> _Raw records_
※
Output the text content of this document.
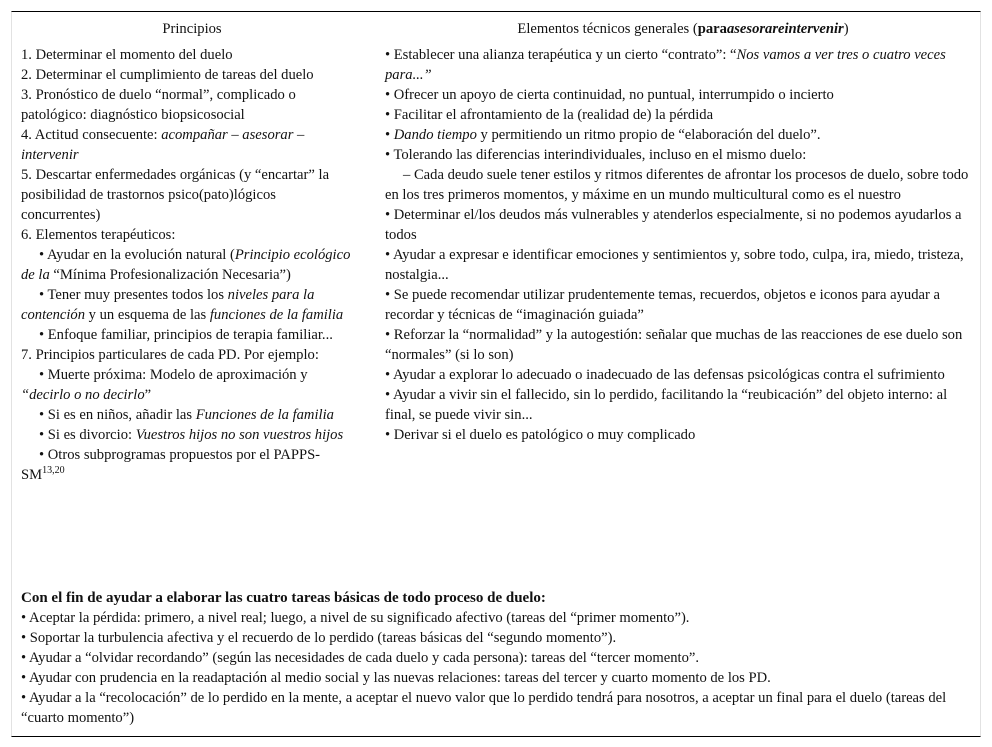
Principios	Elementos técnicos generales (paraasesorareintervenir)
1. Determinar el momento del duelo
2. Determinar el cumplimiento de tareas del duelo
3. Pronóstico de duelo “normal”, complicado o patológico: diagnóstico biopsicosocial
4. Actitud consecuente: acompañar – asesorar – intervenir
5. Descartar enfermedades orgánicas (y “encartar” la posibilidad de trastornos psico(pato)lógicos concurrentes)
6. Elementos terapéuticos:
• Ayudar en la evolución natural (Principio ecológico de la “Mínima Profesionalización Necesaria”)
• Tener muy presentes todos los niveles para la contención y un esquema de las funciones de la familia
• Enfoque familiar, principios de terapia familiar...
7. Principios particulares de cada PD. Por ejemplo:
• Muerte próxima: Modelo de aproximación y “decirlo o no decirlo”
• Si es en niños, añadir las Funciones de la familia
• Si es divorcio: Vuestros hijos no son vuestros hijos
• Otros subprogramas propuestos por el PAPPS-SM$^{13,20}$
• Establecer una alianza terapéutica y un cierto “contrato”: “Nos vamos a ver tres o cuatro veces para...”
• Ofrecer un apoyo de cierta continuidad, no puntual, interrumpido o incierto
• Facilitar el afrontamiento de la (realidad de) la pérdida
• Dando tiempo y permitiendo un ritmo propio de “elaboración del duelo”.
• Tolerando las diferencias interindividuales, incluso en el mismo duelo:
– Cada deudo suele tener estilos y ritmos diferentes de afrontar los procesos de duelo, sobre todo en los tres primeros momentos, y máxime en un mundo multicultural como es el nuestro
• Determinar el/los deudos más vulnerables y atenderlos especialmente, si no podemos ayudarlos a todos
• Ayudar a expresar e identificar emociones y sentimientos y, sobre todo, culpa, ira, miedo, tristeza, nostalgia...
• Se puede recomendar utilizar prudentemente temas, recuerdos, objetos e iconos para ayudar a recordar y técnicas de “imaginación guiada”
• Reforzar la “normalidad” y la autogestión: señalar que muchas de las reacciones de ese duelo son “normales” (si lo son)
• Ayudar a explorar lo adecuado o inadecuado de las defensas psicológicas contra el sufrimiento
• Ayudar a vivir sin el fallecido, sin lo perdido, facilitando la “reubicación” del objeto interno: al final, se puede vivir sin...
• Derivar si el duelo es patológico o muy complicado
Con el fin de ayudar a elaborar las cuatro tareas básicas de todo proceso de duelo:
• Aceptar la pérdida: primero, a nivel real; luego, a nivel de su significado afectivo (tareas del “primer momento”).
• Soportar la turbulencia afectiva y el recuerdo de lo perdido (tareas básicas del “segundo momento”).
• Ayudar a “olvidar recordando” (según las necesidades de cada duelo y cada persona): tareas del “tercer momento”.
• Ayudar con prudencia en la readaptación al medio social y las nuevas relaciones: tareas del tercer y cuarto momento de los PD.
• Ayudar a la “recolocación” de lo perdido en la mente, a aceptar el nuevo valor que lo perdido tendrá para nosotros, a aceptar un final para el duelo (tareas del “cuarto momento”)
※
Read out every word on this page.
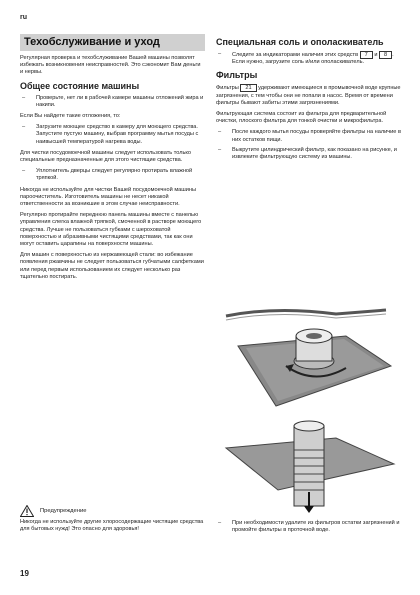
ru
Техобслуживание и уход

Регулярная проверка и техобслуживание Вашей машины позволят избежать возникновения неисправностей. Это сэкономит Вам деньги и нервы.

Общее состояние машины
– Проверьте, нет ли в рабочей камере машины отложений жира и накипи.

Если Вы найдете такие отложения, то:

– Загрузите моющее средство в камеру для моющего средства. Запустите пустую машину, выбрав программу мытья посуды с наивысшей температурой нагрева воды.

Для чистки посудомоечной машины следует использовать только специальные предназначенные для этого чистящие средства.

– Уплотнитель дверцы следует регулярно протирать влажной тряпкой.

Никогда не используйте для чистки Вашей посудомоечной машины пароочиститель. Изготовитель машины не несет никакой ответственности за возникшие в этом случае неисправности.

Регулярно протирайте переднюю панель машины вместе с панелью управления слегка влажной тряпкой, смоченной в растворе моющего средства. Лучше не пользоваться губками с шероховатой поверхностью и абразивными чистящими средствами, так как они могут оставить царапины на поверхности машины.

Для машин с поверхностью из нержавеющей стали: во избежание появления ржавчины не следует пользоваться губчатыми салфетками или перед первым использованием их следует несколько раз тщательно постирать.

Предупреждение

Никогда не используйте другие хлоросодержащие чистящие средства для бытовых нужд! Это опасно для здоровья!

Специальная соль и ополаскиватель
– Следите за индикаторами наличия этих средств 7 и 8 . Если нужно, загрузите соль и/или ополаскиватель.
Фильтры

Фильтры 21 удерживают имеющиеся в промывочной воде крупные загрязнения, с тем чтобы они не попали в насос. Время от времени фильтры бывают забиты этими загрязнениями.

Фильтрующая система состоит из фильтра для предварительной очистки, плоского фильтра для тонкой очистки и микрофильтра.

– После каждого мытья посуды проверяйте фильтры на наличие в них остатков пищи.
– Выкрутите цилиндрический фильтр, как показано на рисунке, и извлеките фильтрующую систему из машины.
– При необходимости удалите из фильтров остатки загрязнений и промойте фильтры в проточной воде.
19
※
Copy every line of the listing that includes the string "tercer".

• Ayudar a “olvidar recordando” (según las necesidades de cada duelo y cada persona): tareas del “tercer momento”.
• Ayudar con prudencia en la readaptación al medio social y las nuevas relaciones: tareas del tercer y cuarto momento de los PD.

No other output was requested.